> [Task prompt]:
For this exercise, copy out each line of the material below that includes "centre".

> [Extracted information]:
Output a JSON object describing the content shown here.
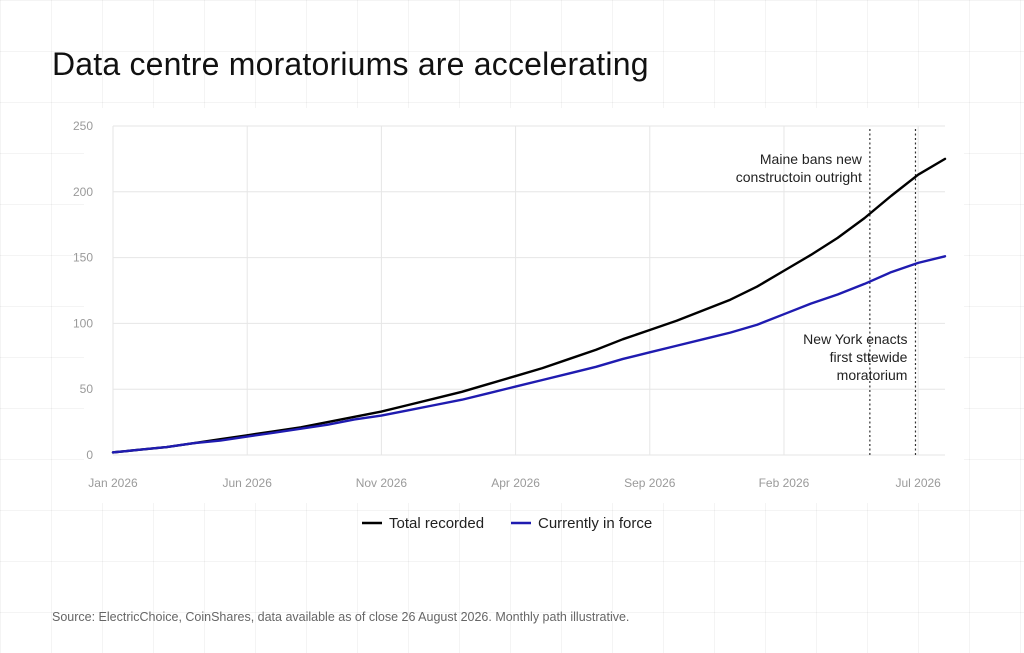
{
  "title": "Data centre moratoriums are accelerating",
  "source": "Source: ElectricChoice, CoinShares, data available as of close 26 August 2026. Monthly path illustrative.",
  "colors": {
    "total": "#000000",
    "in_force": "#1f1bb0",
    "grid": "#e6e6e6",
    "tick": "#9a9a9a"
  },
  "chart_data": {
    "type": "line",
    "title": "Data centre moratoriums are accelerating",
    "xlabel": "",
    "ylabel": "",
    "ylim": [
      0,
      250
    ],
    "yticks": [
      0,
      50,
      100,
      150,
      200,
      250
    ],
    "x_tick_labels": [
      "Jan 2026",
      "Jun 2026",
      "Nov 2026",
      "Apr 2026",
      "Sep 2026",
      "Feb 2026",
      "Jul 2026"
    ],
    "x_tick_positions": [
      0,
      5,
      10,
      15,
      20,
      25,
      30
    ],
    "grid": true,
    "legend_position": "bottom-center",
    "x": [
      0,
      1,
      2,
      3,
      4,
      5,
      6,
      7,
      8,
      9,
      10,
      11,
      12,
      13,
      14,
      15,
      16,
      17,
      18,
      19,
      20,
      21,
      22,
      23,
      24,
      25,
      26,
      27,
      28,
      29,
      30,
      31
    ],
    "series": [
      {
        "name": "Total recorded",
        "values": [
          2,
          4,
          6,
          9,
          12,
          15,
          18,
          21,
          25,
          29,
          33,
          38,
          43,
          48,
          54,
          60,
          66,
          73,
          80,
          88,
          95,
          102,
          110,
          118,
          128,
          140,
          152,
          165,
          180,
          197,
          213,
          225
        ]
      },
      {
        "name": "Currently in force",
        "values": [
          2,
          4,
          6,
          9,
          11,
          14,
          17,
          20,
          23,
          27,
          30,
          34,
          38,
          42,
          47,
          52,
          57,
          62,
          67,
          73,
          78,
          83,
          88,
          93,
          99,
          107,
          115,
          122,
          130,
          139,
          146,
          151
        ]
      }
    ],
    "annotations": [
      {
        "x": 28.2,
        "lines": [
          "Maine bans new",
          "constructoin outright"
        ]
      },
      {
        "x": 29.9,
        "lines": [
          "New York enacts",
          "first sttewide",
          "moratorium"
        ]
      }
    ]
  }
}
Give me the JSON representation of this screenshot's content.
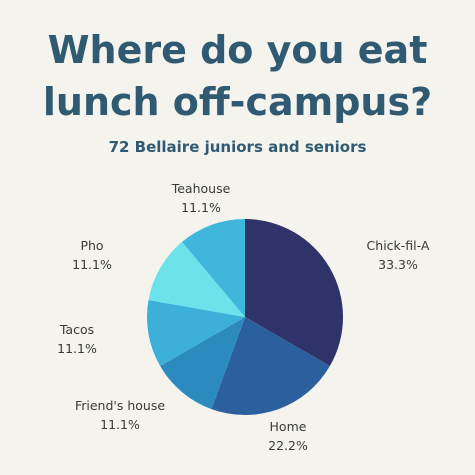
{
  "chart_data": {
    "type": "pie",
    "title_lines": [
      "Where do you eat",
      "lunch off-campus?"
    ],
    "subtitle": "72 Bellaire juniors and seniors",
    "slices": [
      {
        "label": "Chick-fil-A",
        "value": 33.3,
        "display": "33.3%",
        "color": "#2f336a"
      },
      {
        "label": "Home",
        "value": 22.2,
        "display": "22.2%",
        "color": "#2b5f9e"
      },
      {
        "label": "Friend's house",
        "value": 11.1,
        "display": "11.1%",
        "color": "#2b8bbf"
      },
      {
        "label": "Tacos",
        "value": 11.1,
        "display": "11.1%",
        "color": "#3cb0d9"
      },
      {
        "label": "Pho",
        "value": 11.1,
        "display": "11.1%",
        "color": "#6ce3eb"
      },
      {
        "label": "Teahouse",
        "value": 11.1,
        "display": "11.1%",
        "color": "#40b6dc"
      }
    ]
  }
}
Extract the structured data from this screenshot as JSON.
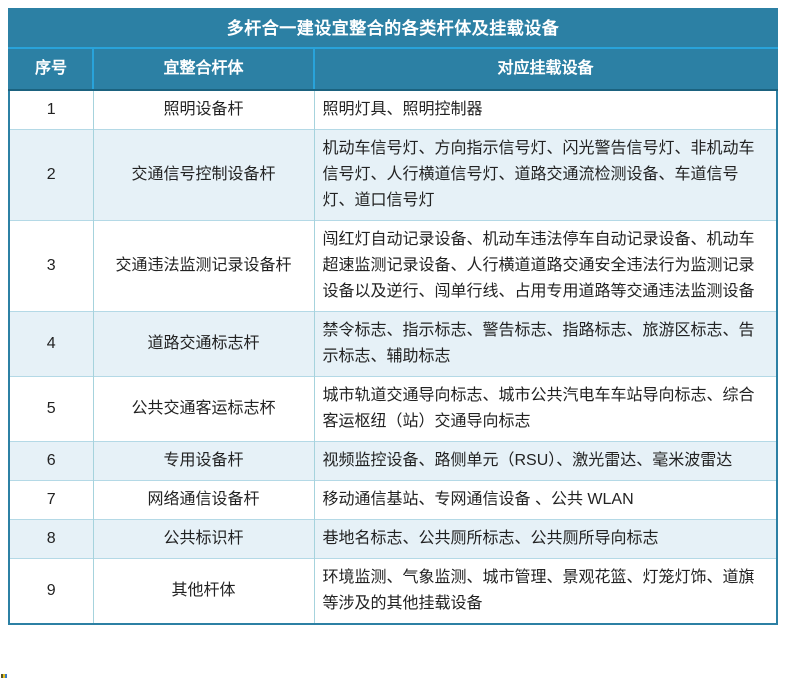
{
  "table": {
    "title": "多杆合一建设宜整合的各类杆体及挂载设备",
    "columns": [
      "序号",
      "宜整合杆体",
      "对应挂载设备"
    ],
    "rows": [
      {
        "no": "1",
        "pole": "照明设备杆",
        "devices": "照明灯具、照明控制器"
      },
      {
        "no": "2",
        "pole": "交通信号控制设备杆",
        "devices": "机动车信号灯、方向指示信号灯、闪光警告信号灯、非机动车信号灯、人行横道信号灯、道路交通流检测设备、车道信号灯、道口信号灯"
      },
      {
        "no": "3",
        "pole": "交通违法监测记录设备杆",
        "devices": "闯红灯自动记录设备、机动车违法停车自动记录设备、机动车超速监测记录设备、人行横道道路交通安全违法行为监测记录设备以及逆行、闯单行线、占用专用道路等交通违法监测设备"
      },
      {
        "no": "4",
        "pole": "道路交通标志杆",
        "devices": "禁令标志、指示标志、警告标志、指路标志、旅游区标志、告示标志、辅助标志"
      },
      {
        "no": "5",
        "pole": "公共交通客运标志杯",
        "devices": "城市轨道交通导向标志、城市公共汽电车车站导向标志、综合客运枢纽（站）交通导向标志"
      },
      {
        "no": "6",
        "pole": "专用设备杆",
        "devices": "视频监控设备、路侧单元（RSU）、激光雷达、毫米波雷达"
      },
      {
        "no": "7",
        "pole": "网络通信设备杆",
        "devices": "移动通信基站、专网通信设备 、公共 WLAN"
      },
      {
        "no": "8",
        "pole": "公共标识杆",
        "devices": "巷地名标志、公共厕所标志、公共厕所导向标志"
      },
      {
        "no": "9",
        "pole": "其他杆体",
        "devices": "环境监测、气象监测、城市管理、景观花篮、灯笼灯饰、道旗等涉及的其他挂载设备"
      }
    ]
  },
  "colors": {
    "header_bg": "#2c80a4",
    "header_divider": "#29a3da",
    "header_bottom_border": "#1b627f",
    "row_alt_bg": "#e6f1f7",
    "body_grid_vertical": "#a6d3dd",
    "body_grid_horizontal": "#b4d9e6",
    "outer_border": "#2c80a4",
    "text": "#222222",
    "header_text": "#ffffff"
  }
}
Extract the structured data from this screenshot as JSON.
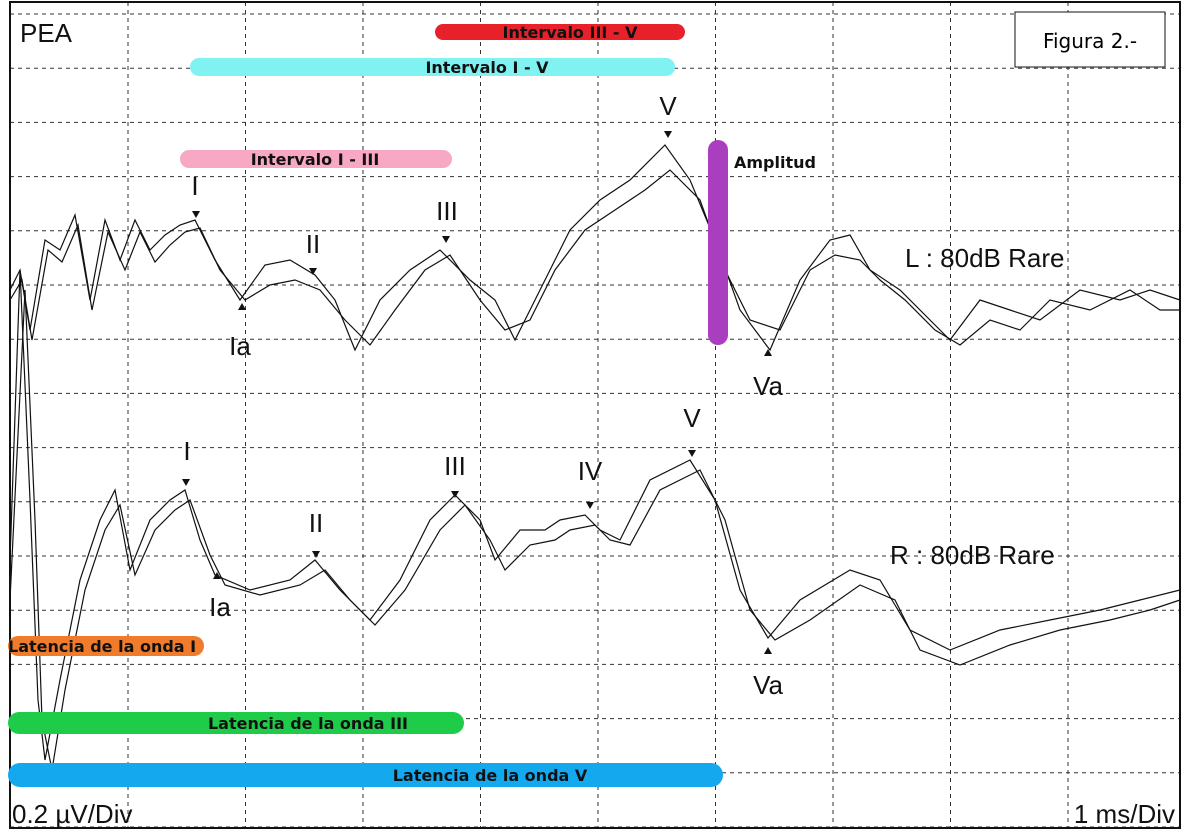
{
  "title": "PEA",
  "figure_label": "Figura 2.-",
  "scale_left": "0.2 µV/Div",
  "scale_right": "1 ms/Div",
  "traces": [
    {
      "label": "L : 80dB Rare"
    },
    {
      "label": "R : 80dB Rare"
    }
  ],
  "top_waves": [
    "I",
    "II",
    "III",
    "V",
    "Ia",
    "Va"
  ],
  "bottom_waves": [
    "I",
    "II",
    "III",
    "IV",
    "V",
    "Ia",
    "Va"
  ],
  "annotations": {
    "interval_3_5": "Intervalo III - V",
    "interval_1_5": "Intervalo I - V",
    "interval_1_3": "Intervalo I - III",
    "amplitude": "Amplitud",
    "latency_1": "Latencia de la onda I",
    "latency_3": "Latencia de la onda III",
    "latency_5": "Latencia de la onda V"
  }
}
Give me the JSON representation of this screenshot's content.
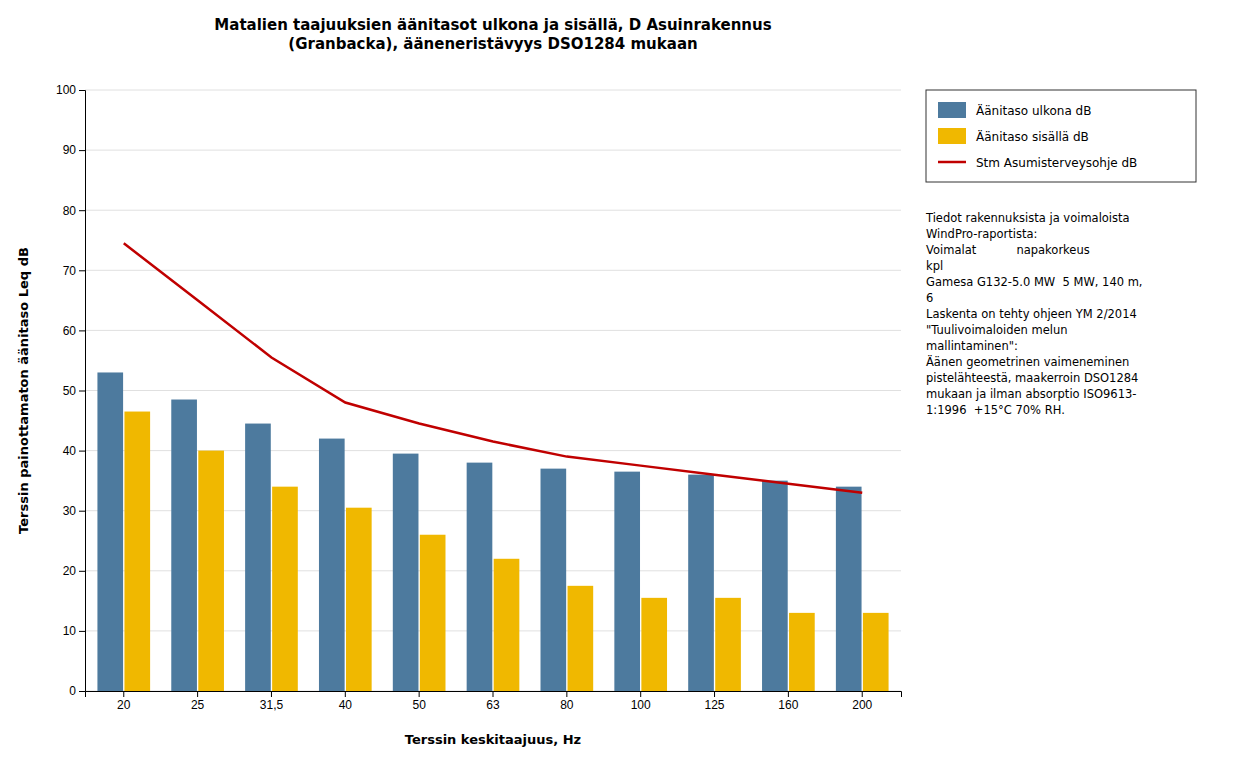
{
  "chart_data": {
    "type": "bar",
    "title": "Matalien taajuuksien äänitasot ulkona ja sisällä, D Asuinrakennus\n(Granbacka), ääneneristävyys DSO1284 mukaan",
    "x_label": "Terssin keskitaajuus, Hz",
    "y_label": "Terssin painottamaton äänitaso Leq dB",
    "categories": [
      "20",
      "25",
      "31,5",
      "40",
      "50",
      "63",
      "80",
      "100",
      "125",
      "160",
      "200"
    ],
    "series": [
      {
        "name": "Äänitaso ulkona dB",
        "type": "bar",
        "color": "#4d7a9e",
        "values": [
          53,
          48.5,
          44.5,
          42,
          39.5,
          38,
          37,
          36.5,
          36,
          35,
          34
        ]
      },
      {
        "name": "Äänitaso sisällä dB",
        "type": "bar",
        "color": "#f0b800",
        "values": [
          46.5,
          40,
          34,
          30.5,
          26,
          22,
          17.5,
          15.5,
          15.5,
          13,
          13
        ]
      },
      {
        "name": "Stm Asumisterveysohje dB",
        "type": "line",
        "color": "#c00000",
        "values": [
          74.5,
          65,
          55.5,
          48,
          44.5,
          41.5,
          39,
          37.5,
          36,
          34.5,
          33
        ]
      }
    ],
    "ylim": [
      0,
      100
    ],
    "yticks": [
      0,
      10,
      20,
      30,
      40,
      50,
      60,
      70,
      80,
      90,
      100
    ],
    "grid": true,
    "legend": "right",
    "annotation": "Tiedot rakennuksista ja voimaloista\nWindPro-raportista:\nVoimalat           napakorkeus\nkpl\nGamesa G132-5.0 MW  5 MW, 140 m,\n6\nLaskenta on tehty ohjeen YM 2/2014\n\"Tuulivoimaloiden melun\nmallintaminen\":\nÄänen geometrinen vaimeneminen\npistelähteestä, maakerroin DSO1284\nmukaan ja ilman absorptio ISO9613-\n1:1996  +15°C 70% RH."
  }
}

> [Answer for this exercise]:
  "title": "Data centre moratoriums are accelerating",
    "title": "Data centre moratoriums are accelerating",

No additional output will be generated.